*Items*
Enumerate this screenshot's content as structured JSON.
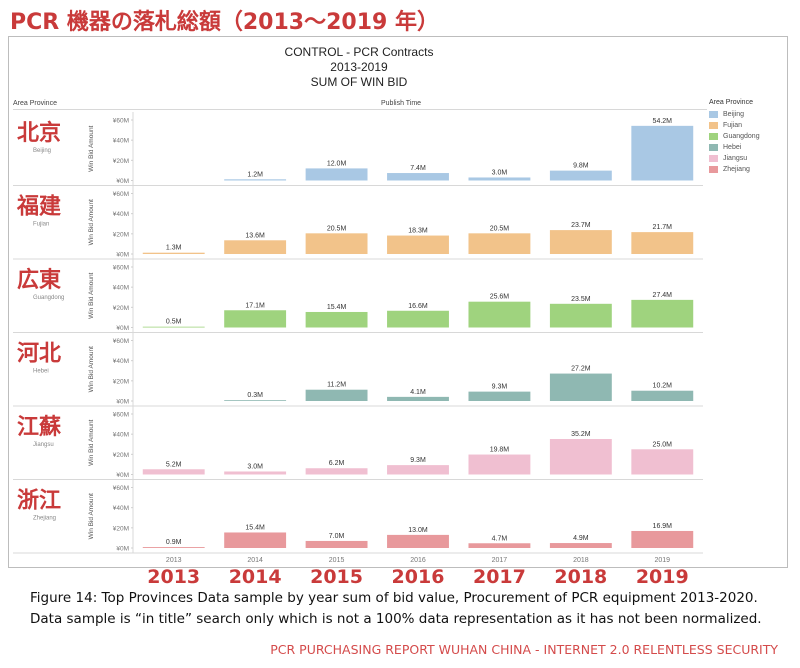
{
  "page_title": "PCR 機器の落札総額（2013〜2019 年）",
  "chart_data": {
    "type": "bar",
    "title": "CONTROL - PCR Contracts",
    "subtitle": "2013-2019",
    "measure": "SUM OF WIN BID",
    "row_header": "Area Province",
    "column_header": "Publish Time",
    "ylabel": "Win Bid Amount",
    "ylim": [
      0,
      60
    ],
    "y_ticks": [
      "¥0M",
      "¥20M",
      "¥40M",
      "¥60M"
    ],
    "y_tick_values": [
      0,
      20,
      40,
      60
    ],
    "categories": [
      "2013",
      "2014",
      "2015",
      "2016",
      "2017",
      "2018",
      "2019"
    ],
    "legend_title": "Area Province",
    "series": [
      {
        "name": "Beijing",
        "cjk": "北京",
        "color": "#a9c8e4",
        "values": [
          null,
          1.2,
          12.0,
          7.4,
          3.0,
          9.8,
          54.2
        ],
        "labels": [
          "",
          "1.2M",
          "12.0M",
          "7.4M",
          "3.0M",
          "9.8M",
          "54.2M"
        ]
      },
      {
        "name": "Fujian",
        "cjk": "福建",
        "color": "#f2c38a",
        "values": [
          1.3,
          13.6,
          20.5,
          18.3,
          20.5,
          23.7,
          21.7
        ],
        "labels": [
          "1.3M",
          "13.6M",
          "20.5M",
          "18.3M",
          "20.5M",
          "23.7M",
          "21.7M"
        ]
      },
      {
        "name": "Guangdong",
        "cjk": "広東",
        "color": "#9fd37e",
        "values": [
          0.5,
          17.1,
          15.4,
          16.6,
          25.6,
          23.5,
          27.4
        ],
        "labels": [
          "0.5M",
          "17.1M",
          "15.4M",
          "16.6M",
          "25.6M",
          "23.5M",
          "27.4M"
        ]
      },
      {
        "name": "Hebei",
        "cjk": "河北",
        "color": "#8fb8b2",
        "values": [
          null,
          0.3,
          11.2,
          4.1,
          9.3,
          27.2,
          10.2
        ],
        "labels": [
          "",
          "0.3M",
          "11.2M",
          "4.1M",
          "9.3M",
          "27.2M",
          "10.2M"
        ]
      },
      {
        "name": "Jiangsu",
        "cjk": "江蘇",
        "color": "#f0bfd1",
        "values": [
          5.2,
          3.0,
          6.2,
          9.3,
          19.8,
          35.2,
          25.0
        ],
        "labels": [
          "5.2M",
          "3.0M",
          "6.2M",
          "9.3M",
          "19.8M",
          "35.2M",
          "25.0M"
        ]
      },
      {
        "name": "Zhejiang",
        "cjk": "浙江",
        "color": "#e8999c",
        "values": [
          0.9,
          15.4,
          7.0,
          13.0,
          4.7,
          4.9,
          16.9
        ],
        "labels": [
          "0.9M",
          "15.4M",
          "7.0M",
          "13.0M",
          "4.7M",
          "4.9M",
          "16.9M"
        ]
      }
    ]
  },
  "years_large": [
    "2013",
    "2014",
    "2015",
    "2016",
    "2017",
    "2018",
    "2019"
  ],
  "caption_line1": "Figure 14: Top Provinces Data sample by year sum of bid value, Procurement of PCR equipment 2013-2020.",
  "caption_line2": "Data sample is “in title” search only which is not a 100% data representation as it has not been normalized.",
  "footer": "PCR PURCHASING REPORT WUHAN CHINA - INTERNET 2.0 RELENTLESS SECURITY"
}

*The exercise*
Copy out all the data without changing anything, and drop the pictures.

*Output of the task*
Enumerate this screenshot's content as structured JSON.
{
  "page_title": "PCR 機器の落札総額（2013〜2019 年）",
  "chart_data": {
    "type": "bar",
    "title": "CONTROL - PCR Contracts",
    "subtitle": "2013-2019",
    "measure": "SUM OF WIN BID",
    "row_header": "Area Province",
    "column_header": "Publish Time",
    "ylabel": "Win Bid Amount",
    "ylim": [
      0,
      60
    ],
    "y_ticks": [
      "¥0M",
      "¥20M",
      "¥40M",
      "¥60M"
    ],
    "y_tick_values": [
      0,
      20,
      40,
      60
    ],
    "categories": [
      "2013",
      "2014",
      "2015",
      "2016",
      "2017",
      "2018",
      "2019"
    ],
    "legend_title": "Area Province",
    "series": [
      {
        "name": "Beijing",
        "cjk": "北京",
        "color": "#a9c8e4",
        "values": [
          null,
          1.2,
          12.0,
          7.4,
          3.0,
          9.8,
          54.2
        ],
        "labels": [
          "",
          "1.2M",
          "12.0M",
          "7.4M",
          "3.0M",
          "9.8M",
          "54.2M"
        ]
      },
      {
        "name": "Fujian",
        "cjk": "福建",
        "color": "#f2c38a",
        "values": [
          1.3,
          13.6,
          20.5,
          18.3,
          20.5,
          23.7,
          21.7
        ],
        "labels": [
          "1.3M",
          "13.6M",
          "20.5M",
          "18.3M",
          "20.5M",
          "23.7M",
          "21.7M"
        ]
      },
      {
        "name": "Guangdong",
        "cjk": "広東",
        "color": "#9fd37e",
        "values": [
          0.5,
          17.1,
          15.4,
          16.6,
          25.6,
          23.5,
          27.4
        ],
        "labels": [
          "0.5M",
          "17.1M",
          "15.4M",
          "16.6M",
          "25.6M",
          "23.5M",
          "27.4M"
        ]
      },
      {
        "name": "Hebei",
        "cjk": "河北",
        "color": "#8fb8b2",
        "values": [
          null,
          0.3,
          11.2,
          4.1,
          9.3,
          27.2,
          10.2
        ],
        "labels": [
          "",
          "0.3M",
          "11.2M",
          "4.1M",
          "9.3M",
          "27.2M",
          "10.2M"
        ]
      },
      {
        "name": "Jiangsu",
        "cjk": "江蘇",
        "color": "#f0bfd1",
        "values": [
          5.2,
          3.0,
          6.2,
          9.3,
          19.8,
          35.2,
          25.0
        ],
        "labels": [
          "5.2M",
          "3.0M",
          "6.2M",
          "9.3M",
          "19.8M",
          "35.2M",
          "25.0M"
        ]
      },
      {
        "name": "Zhejiang",
        "cjk": "浙江",
        "color": "#e8999c",
        "values": [
          0.9,
          15.4,
          7.0,
          13.0,
          4.7,
          4.9,
          16.9
        ],
        "labels": [
          "0.9M",
          "15.4M",
          "7.0M",
          "13.0M",
          "4.7M",
          "4.9M",
          "16.9M"
        ]
      }
    ]
  },
  "years_large": [
    "2013",
    "2014",
    "2015",
    "2016",
    "2017",
    "2018",
    "2019"
  ],
  "caption_line1": "Figure 14: Top Provinces Data sample by year sum of bid value, Procurement of PCR equipment 2013-2020.",
  "caption_line2": "Data sample is “in title” search only which is not a 100% data representation as it has not been normalized.",
  "footer": "PCR PURCHASING REPORT WUHAN CHINA - INTERNET 2.0 RELENTLESS SECURITY"
}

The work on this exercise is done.